* [DATA TO USE]
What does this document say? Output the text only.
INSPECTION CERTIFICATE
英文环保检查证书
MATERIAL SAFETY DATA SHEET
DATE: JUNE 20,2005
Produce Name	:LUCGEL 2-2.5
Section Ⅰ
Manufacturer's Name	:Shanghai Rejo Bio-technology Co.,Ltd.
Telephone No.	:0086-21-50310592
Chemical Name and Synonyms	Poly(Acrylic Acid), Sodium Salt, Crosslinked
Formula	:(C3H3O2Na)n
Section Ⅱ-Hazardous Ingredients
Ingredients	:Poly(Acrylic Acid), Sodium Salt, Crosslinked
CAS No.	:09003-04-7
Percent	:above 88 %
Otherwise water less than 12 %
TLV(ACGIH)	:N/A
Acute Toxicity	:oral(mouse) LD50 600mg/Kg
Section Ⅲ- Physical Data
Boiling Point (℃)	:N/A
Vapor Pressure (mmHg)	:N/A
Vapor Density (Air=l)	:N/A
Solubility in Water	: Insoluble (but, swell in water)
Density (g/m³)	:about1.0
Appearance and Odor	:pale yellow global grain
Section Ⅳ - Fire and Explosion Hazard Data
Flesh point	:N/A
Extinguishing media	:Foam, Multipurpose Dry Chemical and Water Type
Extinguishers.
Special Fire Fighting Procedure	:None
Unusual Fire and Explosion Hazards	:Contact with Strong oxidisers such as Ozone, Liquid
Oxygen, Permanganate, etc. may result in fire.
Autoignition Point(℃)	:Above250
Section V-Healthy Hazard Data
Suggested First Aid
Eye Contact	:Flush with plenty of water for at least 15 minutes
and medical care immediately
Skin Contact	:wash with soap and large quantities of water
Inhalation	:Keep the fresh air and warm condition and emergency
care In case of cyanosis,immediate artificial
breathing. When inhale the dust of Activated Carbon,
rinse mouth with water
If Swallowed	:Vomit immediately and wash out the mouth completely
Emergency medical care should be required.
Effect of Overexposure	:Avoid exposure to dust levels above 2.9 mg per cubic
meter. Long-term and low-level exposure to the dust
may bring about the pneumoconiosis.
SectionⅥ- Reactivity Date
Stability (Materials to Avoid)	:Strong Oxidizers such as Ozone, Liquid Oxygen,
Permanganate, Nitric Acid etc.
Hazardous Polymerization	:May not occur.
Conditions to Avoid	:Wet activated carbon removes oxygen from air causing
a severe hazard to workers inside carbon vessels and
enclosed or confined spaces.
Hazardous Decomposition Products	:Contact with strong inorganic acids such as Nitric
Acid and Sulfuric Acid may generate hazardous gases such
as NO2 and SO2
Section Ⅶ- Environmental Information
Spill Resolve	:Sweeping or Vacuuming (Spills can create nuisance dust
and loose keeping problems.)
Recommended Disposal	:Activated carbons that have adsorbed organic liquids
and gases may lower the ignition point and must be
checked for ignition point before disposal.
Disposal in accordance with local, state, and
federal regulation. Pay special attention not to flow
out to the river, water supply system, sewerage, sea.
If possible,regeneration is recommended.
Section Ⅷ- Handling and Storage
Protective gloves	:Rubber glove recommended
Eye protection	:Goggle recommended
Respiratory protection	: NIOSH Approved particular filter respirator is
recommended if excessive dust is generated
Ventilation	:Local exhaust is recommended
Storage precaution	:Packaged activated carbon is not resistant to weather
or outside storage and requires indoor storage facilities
* * *
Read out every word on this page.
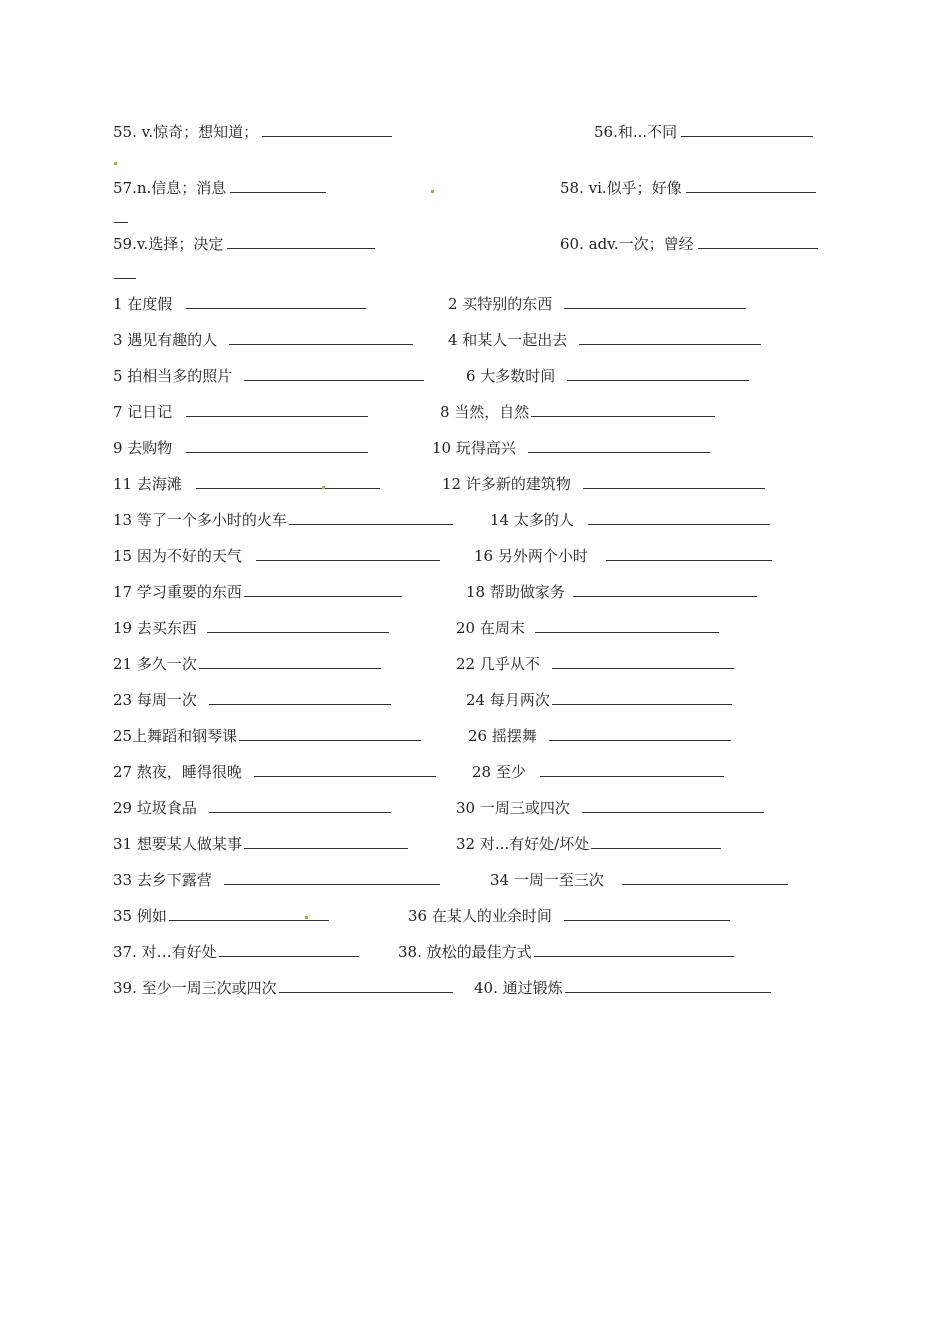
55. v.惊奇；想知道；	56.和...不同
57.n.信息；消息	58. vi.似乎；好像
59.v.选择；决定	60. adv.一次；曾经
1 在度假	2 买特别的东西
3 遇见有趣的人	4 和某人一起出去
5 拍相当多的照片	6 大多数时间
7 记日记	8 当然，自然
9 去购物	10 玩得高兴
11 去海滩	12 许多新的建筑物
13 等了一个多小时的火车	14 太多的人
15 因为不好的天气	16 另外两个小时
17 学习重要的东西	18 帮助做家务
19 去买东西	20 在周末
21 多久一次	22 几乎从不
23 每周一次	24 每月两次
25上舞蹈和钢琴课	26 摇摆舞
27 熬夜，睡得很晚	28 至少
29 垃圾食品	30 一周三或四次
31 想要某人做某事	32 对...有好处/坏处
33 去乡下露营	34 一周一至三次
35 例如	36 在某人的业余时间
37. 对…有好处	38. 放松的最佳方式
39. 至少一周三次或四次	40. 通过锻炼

* [TASK GOAL]
Copy each line above that contains the string "Salt".

* [RESPONSE FOR THIS EXERCISE]
Chemical Name and Synonyms	Poly(Acrylic Acid), Sodium Salt, Crosslinked
Ingredients	:Poly(Acrylic Acid), Sodium Salt, Crosslinked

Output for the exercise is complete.